### Problem statement
Leave out the pictures and repeat the rest of the material exactly.

(Structured figure records)
******************************

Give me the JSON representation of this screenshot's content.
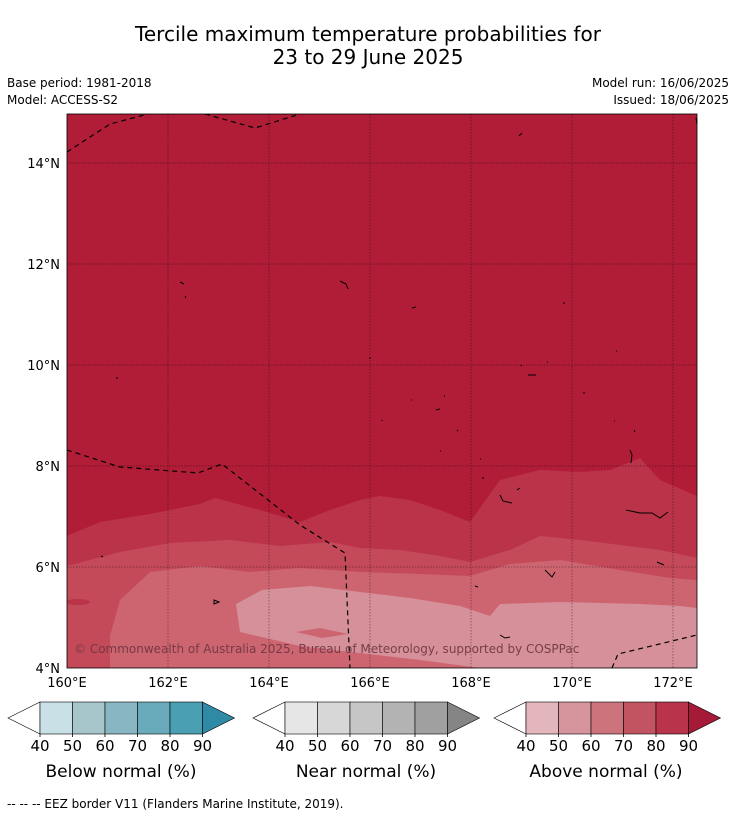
{
  "header": {
    "title_line1": "Tercile maximum temperature probabilities for",
    "title_line2": "23 to 29 June 2025",
    "base_period": "Base period: 1981-2018",
    "model": "Model: ACCESS-S2",
    "model_run": "Model run: 16/06/2025",
    "issued": "Issued: 18/06/2025"
  },
  "map": {
    "lat_labels": [
      "14°N",
      "12°N",
      "10°N",
      "8°N",
      "6°N",
      "4°N"
    ],
    "lon_labels": [
      "160°E",
      "162°E",
      "164°E",
      "166°E",
      "168°E",
      "170°E",
      "172°E"
    ],
    "copyright": "© Commonwealth of Australia 2025, Bureau of Meteorology, supported by COSPPac",
    "colors": {
      "above_90": "#b11d37",
      "above_80": "#bb3349",
      "above_70": "#c44a5a",
      "above_60": "#cd6571",
      "above_50": "#d6909a",
      "eez_border": "#000000"
    }
  },
  "colorbars": [
    {
      "title": "Below normal (%)",
      "ticks": [
        "40",
        "50",
        "60",
        "70",
        "80",
        "90"
      ],
      "colors": [
        "#ffffff",
        "#c8e0e6",
        "#a6c6cc",
        "#88b7c3",
        "#6aabbb",
        "#4a9fb3",
        "#2f8aa5"
      ]
    },
    {
      "title": "Near normal (%)",
      "ticks": [
        "40",
        "50",
        "60",
        "70",
        "80",
        "90"
      ],
      "colors": [
        "#ffffff",
        "#e6e6e6",
        "#d7d7d7",
        "#c6c6c6",
        "#b3b3b3",
        "#a0a0a0",
        "#858585"
      ]
    },
    {
      "title": "Above normal (%)",
      "ticks": [
        "40",
        "50",
        "60",
        "70",
        "80",
        "90"
      ],
      "colors": [
        "#ffffff",
        "#e3b6bc",
        "#d6959d",
        "#cc737c",
        "#c25461",
        "#b9334a",
        "#a51a37"
      ]
    }
  ],
  "footer": {
    "legend_text": "--  --  -- EEZ border V11 (Flanders Marine Institute, 2019)."
  }
}
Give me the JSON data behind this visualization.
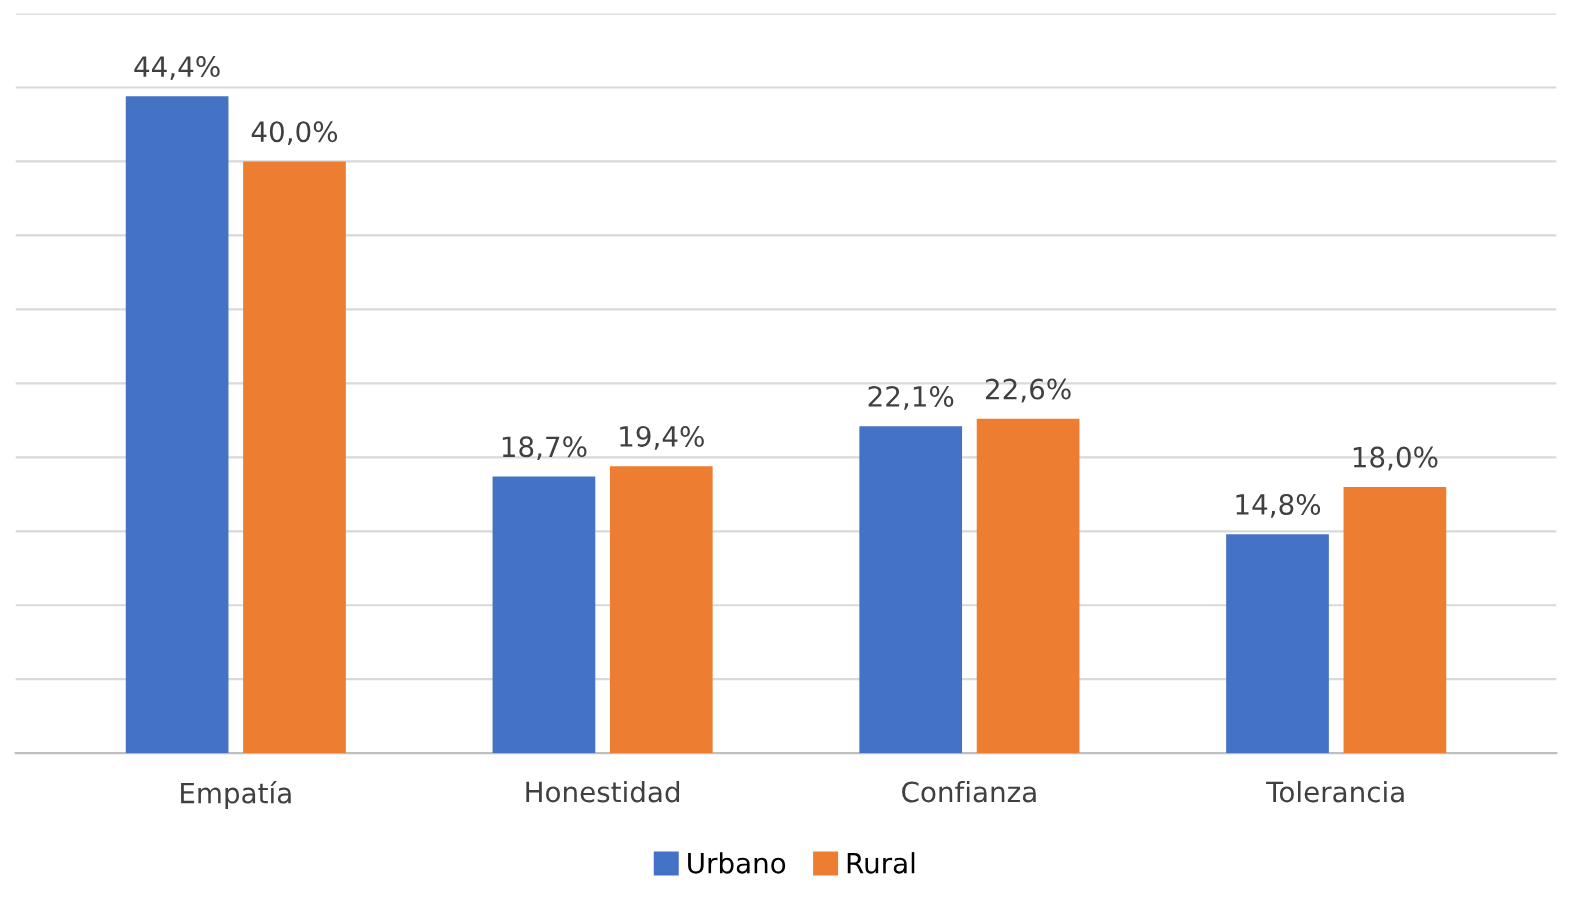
{
  "chart_data": {
    "type": "bar",
    "categories": [
      "Empatía",
      "Honestidad",
      "Confianza",
      "Tolerancia"
    ],
    "series": [
      {
        "name": "Urbano",
        "color": "#4472c4",
        "values": [
          44.4,
          18.7,
          22.1,
          14.8
        ],
        "value_labels": [
          "44,4%",
          "18,7%",
          "22,1%",
          "14,8%"
        ]
      },
      {
        "name": "Rural",
        "color": "#ed7d31",
        "values": [
          40.0,
          19.4,
          22.6,
          18.0
        ],
        "value_labels": [
          "40,0%",
          "19,4%",
          "22,6%",
          "18,0%"
        ]
      }
    ],
    "ylim": [
      0,
      50
    ],
    "yticks": [
      {
        "value": 0,
        "label": null
      },
      {
        "value": 5,
        "label": null
      },
      {
        "value": 10,
        "label": null
      },
      {
        "value": 15,
        "label": null
      },
      {
        "value": 20,
        "label": null
      },
      {
        "value": 25,
        "label": null
      },
      {
        "value": 30,
        "label": null
      },
      {
        "value": 35,
        "label": null
      },
      {
        "value": 40,
        "label": null
      },
      {
        "value": 45,
        "label": null
      },
      {
        "value": 50,
        "label": null
      }
    ],
    "grid": "y",
    "legend": "bottom"
  }
}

******************************

### Answer to the exercise
Give me the JSON representation of this screenshot's content.
{
  "header": {
    "title_line1": "Tercile maximum temperature probabilities for",
    "title_line2": "23 to 29 June 2025",
    "base_period": "Base period: 1981-2018",
    "model": "Model: ACCESS-S2",
    "model_run": "Model run: 16/06/2025",
    "issued": "Issued: 18/06/2025"
  },
  "map": {
    "lat_labels": [
      "14°N",
      "12°N",
      "10°N",
      "8°N",
      "6°N",
      "4°N"
    ],
    "lon_labels": [
      "160°E",
      "162°E",
      "164°E",
      "166°E",
      "168°E",
      "170°E",
      "172°E"
    ],
    "copyright": "© Commonwealth of Australia 2025, Bureau of Meteorology, supported by COSPPac",
    "colors": {
      "above_90": "#b11d37",
      "above_80": "#bb3349",
      "above_70": "#c44a5a",
      "above_60": "#cd6571",
      "above_50": "#d6909a",
      "eez_border": "#000000"
    }
  },
  "colorbars": [
    {
      "title": "Below normal (%)",
      "ticks": [
        "40",
        "50",
        "60",
        "70",
        "80",
        "90"
      ],
      "colors": [
        "#ffffff",
        "#c8e0e6",
        "#a6c6cc",
        "#88b7c3",
        "#6aabbb",
        "#4a9fb3",
        "#2f8aa5"
      ]
    },
    {
      "title": "Near normal (%)",
      "ticks": [
        "40",
        "50",
        "60",
        "70",
        "80",
        "90"
      ],
      "colors": [
        "#ffffff",
        "#e6e6e6",
        "#d7d7d7",
        "#c6c6c6",
        "#b3b3b3",
        "#a0a0a0",
        "#858585"
      ]
    },
    {
      "title": "Above normal (%)",
      "ticks": [
        "40",
        "50",
        "60",
        "70",
        "80",
        "90"
      ],
      "colors": [
        "#ffffff",
        "#e3b6bc",
        "#d6959d",
        "#cc737c",
        "#c25461",
        "#b9334a",
        "#a51a37"
      ]
    }
  ],
  "footer": {
    "legend_text": "--  --  -- EEZ border V11 (Flanders Marine Institute, 2019)."
  }
}
Give me the JSON data behind this visualization.
{
  "chart_data": {
    "type": "bar",
    "categories": [
      "Empatía",
      "Honestidad",
      "Confianza",
      "Tolerancia"
    ],
    "series": [
      {
        "name": "Urbano",
        "color": "#4472c4",
        "values": [
          44.4,
          18.7,
          22.1,
          14.8
        ],
        "value_labels": [
          "44,4%",
          "18,7%",
          "22,1%",
          "14,8%"
        ]
      },
      {
        "name": "Rural",
        "color": "#ed7d31",
        "values": [
          40.0,
          19.4,
          22.6,
          18.0
        ],
        "value_labels": [
          "40,0%",
          "19,4%",
          "22,6%",
          "18,0%"
        ]
      }
    ],
    "ylim": [
      0,
      50
    ],
    "yticks": [
      {
        "value": 0,
        "label": null
      },
      {
        "value": 5,
        "label": null
      },
      {
        "value": 10,
        "label": null
      },
      {
        "value": 15,
        "label": null
      },
      {
        "value": 20,
        "label": null
      },
      {
        "value": 25,
        "label": null
      },
      {
        "value": 30,
        "label": null
      },
      {
        "value": 35,
        "label": null
      },
      {
        "value": 40,
        "label": null
      },
      {
        "value": 45,
        "label": null
      },
      {
        "value": 50,
        "label": null
      }
    ],
    "grid": "y",
    "legend": "bottom"
  }
}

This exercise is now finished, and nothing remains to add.